## Set task
Begin at the first line of the material and stop after the line containing "x-tick-label: 10 xyxy=(496,1634,537,1673)". Rewrite those lines with "Operating percentage" changed to "Uptime share" and nothing else altered.

===============

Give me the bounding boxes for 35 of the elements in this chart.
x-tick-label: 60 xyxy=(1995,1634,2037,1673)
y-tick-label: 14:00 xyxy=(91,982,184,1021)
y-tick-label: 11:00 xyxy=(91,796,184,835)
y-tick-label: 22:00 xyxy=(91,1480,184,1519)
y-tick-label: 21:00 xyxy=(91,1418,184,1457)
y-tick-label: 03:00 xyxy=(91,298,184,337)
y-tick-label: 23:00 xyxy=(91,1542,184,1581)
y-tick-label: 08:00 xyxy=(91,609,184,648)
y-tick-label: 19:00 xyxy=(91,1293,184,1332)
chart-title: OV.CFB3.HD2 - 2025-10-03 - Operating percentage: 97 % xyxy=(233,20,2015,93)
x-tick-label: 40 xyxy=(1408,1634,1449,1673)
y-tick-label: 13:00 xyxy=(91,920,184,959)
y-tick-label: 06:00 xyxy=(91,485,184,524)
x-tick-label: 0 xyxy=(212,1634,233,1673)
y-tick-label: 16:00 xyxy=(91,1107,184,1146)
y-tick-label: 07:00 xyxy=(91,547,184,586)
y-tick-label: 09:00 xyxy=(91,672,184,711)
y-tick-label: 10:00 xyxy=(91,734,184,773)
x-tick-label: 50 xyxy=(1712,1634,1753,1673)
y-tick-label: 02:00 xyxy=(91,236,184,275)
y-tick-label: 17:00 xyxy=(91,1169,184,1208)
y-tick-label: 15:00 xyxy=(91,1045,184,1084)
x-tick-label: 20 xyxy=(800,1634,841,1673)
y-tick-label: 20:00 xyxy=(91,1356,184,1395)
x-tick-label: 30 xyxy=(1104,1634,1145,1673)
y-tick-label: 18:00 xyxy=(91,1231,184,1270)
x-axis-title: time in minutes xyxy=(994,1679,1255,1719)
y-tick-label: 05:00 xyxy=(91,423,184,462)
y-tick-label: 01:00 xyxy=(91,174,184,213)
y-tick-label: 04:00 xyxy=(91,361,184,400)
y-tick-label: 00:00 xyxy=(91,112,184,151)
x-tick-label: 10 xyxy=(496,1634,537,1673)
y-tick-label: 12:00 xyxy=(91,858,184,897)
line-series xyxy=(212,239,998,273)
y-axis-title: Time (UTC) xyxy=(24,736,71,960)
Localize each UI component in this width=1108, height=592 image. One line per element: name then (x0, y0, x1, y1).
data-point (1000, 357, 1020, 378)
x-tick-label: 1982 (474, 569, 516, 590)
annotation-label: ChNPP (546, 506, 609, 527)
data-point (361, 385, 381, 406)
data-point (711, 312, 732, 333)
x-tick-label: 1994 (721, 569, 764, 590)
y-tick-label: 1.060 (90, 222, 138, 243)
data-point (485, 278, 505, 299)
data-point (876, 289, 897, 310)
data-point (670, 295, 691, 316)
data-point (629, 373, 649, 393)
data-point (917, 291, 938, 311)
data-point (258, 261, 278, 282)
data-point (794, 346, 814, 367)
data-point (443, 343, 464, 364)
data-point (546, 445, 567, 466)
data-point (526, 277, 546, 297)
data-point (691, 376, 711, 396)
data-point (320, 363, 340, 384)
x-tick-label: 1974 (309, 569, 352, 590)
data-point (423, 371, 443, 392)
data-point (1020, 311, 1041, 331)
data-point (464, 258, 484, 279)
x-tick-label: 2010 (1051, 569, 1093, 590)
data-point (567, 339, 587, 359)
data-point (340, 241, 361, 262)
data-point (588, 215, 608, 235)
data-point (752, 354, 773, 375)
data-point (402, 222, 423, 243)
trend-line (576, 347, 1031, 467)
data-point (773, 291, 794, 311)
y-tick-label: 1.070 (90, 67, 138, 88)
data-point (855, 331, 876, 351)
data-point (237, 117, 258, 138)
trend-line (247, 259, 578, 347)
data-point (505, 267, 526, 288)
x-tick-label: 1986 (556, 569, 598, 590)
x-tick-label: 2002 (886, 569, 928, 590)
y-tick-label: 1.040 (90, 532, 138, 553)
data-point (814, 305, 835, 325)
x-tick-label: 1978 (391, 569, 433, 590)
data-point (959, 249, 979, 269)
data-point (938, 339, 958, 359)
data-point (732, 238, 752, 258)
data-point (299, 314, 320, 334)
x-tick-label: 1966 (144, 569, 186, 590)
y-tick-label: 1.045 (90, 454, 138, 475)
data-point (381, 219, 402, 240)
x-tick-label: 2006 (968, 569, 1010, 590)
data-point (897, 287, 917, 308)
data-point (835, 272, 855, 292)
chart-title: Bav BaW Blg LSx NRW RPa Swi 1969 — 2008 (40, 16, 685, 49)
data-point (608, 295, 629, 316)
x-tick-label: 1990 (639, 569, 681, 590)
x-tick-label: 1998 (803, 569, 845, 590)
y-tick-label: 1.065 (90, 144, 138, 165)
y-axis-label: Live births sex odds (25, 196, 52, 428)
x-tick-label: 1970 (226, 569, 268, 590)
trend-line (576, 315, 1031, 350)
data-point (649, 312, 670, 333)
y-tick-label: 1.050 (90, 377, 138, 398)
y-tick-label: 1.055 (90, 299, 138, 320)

===============

## Answer in full
Give me the bounding boxes for 35 of the elements in this chart.
x-tick-label: 60 xyxy=(1995,1634,2037,1673)
y-tick-label: 14:00 xyxy=(91,982,184,1021)
y-tick-label: 11:00 xyxy=(91,796,184,835)
y-tick-label: 22:00 xyxy=(91,1480,184,1519)
y-tick-label: 21:00 xyxy=(91,1418,184,1457)
y-tick-label: 03:00 xyxy=(91,298,184,337)
y-tick-label: 23:00 xyxy=(91,1542,184,1581)
y-tick-label: 08:00 xyxy=(91,609,184,648)
y-tick-label: 19:00 xyxy=(91,1293,184,1332)
chart-title: OV.CFB3.HD2 - 2025-10-03 - Uptime share: 97 % xyxy=(233,20,2015,93)
x-tick-label: 40 xyxy=(1408,1634,1449,1673)
y-tick-label: 13:00 xyxy=(91,920,184,959)
y-tick-label: 06:00 xyxy=(91,485,184,524)
x-tick-label: 0 xyxy=(212,1634,233,1673)
y-tick-label: 16:00 xyxy=(91,1107,184,1146)
y-tick-label: 07:00 xyxy=(91,547,184,586)
y-tick-label: 09:00 xyxy=(91,672,184,711)
y-tick-label: 10:00 xyxy=(91,734,184,773)
x-tick-label: 50 xyxy=(1712,1634,1753,1673)
y-tick-label: 02:00 xyxy=(91,236,184,275)
y-tick-label: 17:00 xyxy=(91,1169,184,1208)
y-tick-label: 15:00 xyxy=(91,1045,184,1084)
x-tick-label: 20 xyxy=(800,1634,841,1673)
y-tick-label: 20:00 xyxy=(91,1356,184,1395)
x-tick-label: 30 xyxy=(1104,1634,1145,1673)
y-tick-label: 18:00 xyxy=(91,1231,184,1270)
x-axis-title: time in minutes xyxy=(994,1679,1255,1719)
y-tick-label: 05:00 xyxy=(91,423,184,462)
y-tick-label: 01:00 xyxy=(91,174,184,213)
y-tick-label: 04:00 xyxy=(91,361,184,400)
y-tick-label: 00:00 xyxy=(91,112,184,151)
x-tick-label: 10 xyxy=(496,1634,537,1673)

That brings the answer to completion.